== DATA FOR THE TASK

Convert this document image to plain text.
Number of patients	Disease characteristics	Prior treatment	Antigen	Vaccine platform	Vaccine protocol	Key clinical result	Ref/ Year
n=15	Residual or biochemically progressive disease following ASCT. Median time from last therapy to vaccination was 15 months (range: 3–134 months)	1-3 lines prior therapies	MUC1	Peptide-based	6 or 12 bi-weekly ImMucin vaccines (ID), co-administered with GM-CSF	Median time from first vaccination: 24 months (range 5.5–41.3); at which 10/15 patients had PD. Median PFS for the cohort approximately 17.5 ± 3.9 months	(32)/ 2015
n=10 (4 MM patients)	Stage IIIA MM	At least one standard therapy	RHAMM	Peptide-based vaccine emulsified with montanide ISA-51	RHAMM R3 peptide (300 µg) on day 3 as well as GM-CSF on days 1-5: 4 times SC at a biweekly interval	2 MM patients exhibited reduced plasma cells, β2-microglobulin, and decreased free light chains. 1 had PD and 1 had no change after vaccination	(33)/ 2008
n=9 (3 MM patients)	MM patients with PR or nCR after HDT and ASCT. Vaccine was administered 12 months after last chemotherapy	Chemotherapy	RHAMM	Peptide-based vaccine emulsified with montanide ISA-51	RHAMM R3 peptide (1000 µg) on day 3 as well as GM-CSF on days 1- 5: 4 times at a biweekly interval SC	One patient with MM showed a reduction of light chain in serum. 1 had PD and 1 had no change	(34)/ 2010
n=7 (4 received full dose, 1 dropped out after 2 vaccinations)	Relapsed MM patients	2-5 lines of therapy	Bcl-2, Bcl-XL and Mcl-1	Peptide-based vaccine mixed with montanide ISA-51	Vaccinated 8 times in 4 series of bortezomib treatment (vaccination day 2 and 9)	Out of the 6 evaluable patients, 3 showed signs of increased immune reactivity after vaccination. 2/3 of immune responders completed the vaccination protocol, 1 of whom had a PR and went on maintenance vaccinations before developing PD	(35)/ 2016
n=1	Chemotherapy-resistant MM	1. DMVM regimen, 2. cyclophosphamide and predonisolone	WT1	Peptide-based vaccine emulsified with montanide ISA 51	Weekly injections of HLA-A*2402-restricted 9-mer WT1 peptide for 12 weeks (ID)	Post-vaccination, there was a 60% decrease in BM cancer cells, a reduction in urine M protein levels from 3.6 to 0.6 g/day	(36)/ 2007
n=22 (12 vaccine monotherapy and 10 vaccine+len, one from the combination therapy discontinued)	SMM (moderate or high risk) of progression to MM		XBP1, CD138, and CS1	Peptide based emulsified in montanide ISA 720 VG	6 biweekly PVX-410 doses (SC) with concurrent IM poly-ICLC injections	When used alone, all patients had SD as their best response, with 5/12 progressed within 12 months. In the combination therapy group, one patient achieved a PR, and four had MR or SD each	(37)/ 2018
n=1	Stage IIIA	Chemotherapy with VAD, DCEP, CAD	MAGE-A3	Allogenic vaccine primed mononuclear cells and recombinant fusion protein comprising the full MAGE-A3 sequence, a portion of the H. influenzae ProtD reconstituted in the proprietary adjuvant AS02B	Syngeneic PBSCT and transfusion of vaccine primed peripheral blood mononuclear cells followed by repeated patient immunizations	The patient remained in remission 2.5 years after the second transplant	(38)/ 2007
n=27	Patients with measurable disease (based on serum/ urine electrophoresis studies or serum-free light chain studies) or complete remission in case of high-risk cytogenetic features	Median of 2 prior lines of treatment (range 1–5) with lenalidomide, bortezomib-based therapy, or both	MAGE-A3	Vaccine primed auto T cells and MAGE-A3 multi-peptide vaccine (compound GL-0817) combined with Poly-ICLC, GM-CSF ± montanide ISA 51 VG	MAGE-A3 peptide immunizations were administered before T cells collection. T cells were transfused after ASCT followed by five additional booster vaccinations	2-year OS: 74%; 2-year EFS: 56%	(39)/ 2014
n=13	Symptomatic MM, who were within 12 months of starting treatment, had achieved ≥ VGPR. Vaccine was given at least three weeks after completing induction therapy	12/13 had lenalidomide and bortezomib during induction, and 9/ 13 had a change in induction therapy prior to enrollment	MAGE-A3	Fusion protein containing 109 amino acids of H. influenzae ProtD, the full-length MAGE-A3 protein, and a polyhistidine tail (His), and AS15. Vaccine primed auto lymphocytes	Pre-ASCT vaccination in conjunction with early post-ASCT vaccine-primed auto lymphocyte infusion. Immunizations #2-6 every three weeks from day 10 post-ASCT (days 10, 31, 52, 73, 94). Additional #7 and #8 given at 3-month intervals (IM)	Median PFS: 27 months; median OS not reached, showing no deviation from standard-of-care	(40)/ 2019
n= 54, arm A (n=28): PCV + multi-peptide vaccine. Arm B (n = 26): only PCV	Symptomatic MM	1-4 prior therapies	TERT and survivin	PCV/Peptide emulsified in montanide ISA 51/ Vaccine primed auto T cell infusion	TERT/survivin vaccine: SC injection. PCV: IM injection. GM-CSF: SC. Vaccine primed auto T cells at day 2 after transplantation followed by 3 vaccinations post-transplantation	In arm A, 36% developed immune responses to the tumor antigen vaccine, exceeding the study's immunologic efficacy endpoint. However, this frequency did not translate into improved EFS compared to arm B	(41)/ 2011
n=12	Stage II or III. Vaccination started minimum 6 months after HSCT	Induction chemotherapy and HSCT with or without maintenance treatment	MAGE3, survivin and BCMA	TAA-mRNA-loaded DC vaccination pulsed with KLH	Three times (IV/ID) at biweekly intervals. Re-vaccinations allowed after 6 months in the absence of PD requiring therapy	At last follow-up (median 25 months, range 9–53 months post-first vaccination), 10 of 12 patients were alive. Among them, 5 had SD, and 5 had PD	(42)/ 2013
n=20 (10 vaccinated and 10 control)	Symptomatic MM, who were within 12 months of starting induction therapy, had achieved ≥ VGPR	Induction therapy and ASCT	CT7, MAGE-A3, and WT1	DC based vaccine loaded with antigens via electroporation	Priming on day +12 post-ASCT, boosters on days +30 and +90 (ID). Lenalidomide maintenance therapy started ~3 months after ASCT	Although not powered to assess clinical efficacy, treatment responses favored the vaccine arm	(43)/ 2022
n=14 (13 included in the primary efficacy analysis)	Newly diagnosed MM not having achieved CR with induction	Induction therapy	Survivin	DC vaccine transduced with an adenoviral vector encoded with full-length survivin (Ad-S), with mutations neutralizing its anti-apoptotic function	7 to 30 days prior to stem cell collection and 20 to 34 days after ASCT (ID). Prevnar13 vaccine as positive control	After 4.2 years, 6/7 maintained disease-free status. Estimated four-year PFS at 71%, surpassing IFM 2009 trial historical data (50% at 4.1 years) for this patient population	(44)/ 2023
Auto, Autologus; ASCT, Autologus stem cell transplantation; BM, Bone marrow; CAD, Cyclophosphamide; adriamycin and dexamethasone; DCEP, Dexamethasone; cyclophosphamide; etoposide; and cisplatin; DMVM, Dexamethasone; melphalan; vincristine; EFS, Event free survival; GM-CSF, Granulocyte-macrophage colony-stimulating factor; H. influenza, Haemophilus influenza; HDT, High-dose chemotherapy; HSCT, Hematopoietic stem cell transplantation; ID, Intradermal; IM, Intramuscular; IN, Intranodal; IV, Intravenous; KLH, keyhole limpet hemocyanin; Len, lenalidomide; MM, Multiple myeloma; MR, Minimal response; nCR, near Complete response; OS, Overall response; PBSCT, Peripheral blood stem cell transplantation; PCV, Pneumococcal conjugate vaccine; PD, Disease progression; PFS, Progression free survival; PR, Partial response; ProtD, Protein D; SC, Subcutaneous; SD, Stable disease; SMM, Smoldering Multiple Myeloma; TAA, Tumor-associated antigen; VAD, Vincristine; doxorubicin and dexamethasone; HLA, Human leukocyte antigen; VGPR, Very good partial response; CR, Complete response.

====

WHAT YOU ARE ASKED TO DO :: The full set of records above must be retyped exactly.

WORKED SOLUTION ::
Convert this document image to plain text.
Number of patients	Disease characteristics	Prior treatment	Antigen	Vaccine platform	Vaccine protocol	Key clinical result	Ref/ Year
n=15	Residual or biochemically progressive disease following ASCT. Median time from last therapy to vaccination was 15 months (range: 3–134 months)	1-3 lines prior therapies	MUC1	Peptide-based	6 or 12 bi-weekly ImMucin vaccines (ID), co-administered with GM-CSF	Median time from first vaccination: 24 months (range 5.5–41.3); at which 10/15 patients had PD. Median PFS for the cohort approximately 17.5 ± 3.9 months	(32)/ 2015
n=10 (4 MM patients)	Stage IIIA MM	At least one standard therapy	RHAMM	Peptide-based vaccine emulsified with montanide ISA-51	RHAMM R3 peptide (300 µg) on day 3 as well as GM-CSF on days 1-5: 4 times SC at a biweekly interval	2 MM patients exhibited reduced plasma cells, β2-microglobulin, and decreased free light chains. 1 had PD and 1 had no change after vaccination	(33)/ 2008
n=9 (3 MM patients)	MM patients with PR or nCR after HDT and ASCT. Vaccine was administered 12 months after last chemotherapy	Chemotherapy	RHAMM	Peptide-based vaccine emulsified with montanide ISA-51	RHAMM R3 peptide (1000 µg) on day 3 as well as GM-CSF on days 1- 5: 4 times at a biweekly interval SC	One patient with MM showed a reduction of light chain in serum. 1 had PD and 1 had no change	(34)/ 2010
n=7 (4 received full dose, 1 dropped out after 2 vaccinations)	Relapsed MM patients	2-5 lines of therapy	Bcl-2, Bcl-XL and Mcl-1	Peptide-based vaccine mixed with montanide ISA-51	Vaccinated 8 times in 4 series of bortezomib treatment (vaccination day 2 and 9)	Out of the 6 evaluable patients, 3 showed signs of increased immune reactivity after vaccination. 2/3 of immune responders completed the vaccination protocol, 1 of whom had a PR and went on maintenance vaccinations before developing PD	(35)/ 2016
n=1	Chemotherapy-resistant MM	1. DMVM regimen, 2. cyclophosphamide and predonisolone	WT1	Peptide-based vaccine emulsified with montanide ISA 51	Weekly injections of HLA-A*2402-restricted 9-mer WT1 peptide for 12 weeks (ID)	Post-vaccination, there was a 60% decrease in BM cancer cells, a reduction in urine M protein levels from 3.6 to 0.6 g/day	(36)/ 2007
n=22 (12 vaccine monotherapy and 10 vaccine+len, one from the combination therapy discontinued)	SMM (moderate or high risk) of progression to MM		XBP1, CD138, and CS1	Peptide based emulsified in montanide ISA 720 VG	6 biweekly PVX-410 doses (SC) with concurrent IM poly-ICLC injections	When used alone, all patients had SD as their best response, with 5/12 progressed within 12 months. In the combination therapy group, one patient achieved a PR, and four had MR or SD each	(37)/ 2018
n=1	Stage IIIA	Chemotherapy with VAD, DCEP, CAD	MAGE-A3	Allogenic vaccine primed mononuclear cells and recombinant fusion protein comprising the full MAGE-A3 sequence, a portion of the H. influenzae ProtD reconstituted in the proprietary adjuvant AS02B	Syngeneic PBSCT and transfusion of vaccine primed peripheral blood mononuclear cells followed by repeated patient immunizations	The patient remained in remission 2.5 years after the second transplant	(38)/ 2007
n=27	Patients with measurable disease (based on serum/ urine electrophoresis studies or serum-free light chain studies) or complete remission in case of high-risk cytogenetic features	Median of 2 prior lines of treatment (range 1–5) with lenalidomide, bortezomib-based therapy, or both	MAGE-A3	Vaccine primed auto T cells and MAGE-A3 multi-peptide vaccine (compound GL-0817) combined with Poly-ICLC, GM-CSF ± montanide ISA 51 VG	MAGE-A3 peptide immunizations were administered before T cells collection. T cells were transfused after ASCT followed by five additional booster vaccinations	2-year OS: 74%; 2-year EFS: 56%	(39)/ 2014
n=13	Symptomatic MM, who were within 12 months of starting treatment, had achieved ≥ VGPR. Vaccine was given at least three weeks after completing induction therapy	12/13 had lenalidomide and bortezomib during induction, and 9/ 13 had a change in induction therapy prior to enrollment	MAGE-A3	Fusion protein containing 109 amino acids of H. influenzae ProtD, the full-length MAGE-A3 protein, and a polyhistidine tail (His), and AS15. Vaccine primed auto lymphocytes	Pre-ASCT vaccination in conjunction with early post-ASCT vaccine-primed auto lymphocyte infusion. Immunizations #2-6 every three weeks from day 10 post-ASCT (days 10, 31, 52, 73, 94). Additional #7 and #8 given at 3-month intervals (IM)	Median PFS: 27 months; median OS not reached, showing no deviation from standard-of-care	(40)/ 2019
n= 54, arm A (n=28): PCV + multi-peptide vaccine. Arm B (n = 26): only PCV	Symptomatic MM	1-4 prior therapies	TERT and survivin	PCV/Peptide emulsified in montanide ISA 51/ Vaccine primed auto T cell infusion	TERT/survivin vaccine: SC injection. PCV: IM injection. GM-CSF: SC. Vaccine primed auto T cells at day 2 after transplantation followed by 3 vaccinations post-transplantation	In arm A, 36% developed immune responses to the tumor antigen vaccine, exceeding the study's immunologic efficacy endpoint. However, this frequency did not translate into improved EFS compared to arm B	(41)/ 2011
n=12	Stage II or III. Vaccination started minimum 6 months after HSCT	Induction chemotherapy and HSCT with or without maintenance treatment	MAGE3, survivin and BCMA	TAA-mRNA-loaded DC vaccination pulsed with KLH	Three times (IV/ID) at biweekly intervals. Re-vaccinations allowed after 6 months in the absence of PD requiring therapy	At last follow-up (median 25 months, range 9–53 months post-first vaccination), 10 of 12 patients were alive. Among them, 5 had SD, and 5 had PD	(42)/ 2013
n=20 (10 vaccinated and 10 control)	Symptomatic MM, who were within 12 months of starting induction therapy, had achieved ≥ VGPR	Induction therapy and ASCT	CT7, MAGE-A3, and WT1	DC based vaccine loaded with antigens via electroporation	Priming on day +12 post-ASCT, boosters on days +30 and +90 (ID). Lenalidomide maintenance therapy started ~3 months after ASCT	Although not powered to assess clinical efficacy, treatment responses favored the vaccine arm	(43)/ 2022
n=14 (13 included in the primary efficacy analysis)	Newly diagnosed MM not having achieved CR with induction	Induction therapy	Survivin	DC vaccine transduced with an adenoviral vector encoded with full-length survivin (Ad-S), with mutations neutralizing its anti-apoptotic function	7 to 30 days prior to stem cell collection and 20 to 34 days after ASCT (ID). Prevnar13 vaccine as positive control	After 4.2 years, 6/7 maintained disease-free status. Estimated four-year PFS at 71%, surpassing IFM 2009 trial historical data (50% at 4.1 years) for this patient population	(44)/ 2023
Auto, Autologus; ASCT, Autologus stem cell transplantation; BM, Bone marrow; CAD, Cyclophosphamide; adriamycin and dexamethasone; DCEP, Dexamethasone; cyclophosphamide; etoposide; and cisplatin; DMVM, Dexamethasone; melphalan; vincristine; EFS, Event free survival; GM-CSF, Granulocyte-macrophage colony-stimulating factor; H. influenza, Haemophilus influenza; HDT, High-dose chemotherapy; HSCT, Hematopoietic stem cell transplantation; ID, Intradermal; IM, Intramuscular; IN, Intranodal; IV, Intravenous; KLH, keyhole limpet hemocyanin; Len, lenalidomide; MM, Multiple myeloma; MR, Minimal response; nCR, near Complete response; OS, Overall response; PBSCT, Peripheral blood stem cell transplantation; PCV, Pneumococcal conjugate vaccine; PD, Disease progression; PFS, Progression free survival; PR, Partial response; ProtD, Protein D; SC, Subcutaneous; SD, Stable disease; SMM, Smoldering Multiple Myeloma; TAA, Tumor-associated antigen; VAD, Vincristine; doxorubicin and dexamethasone; HLA, Human leukocyte antigen; VGPR, Very good partial response; CR, Complete response.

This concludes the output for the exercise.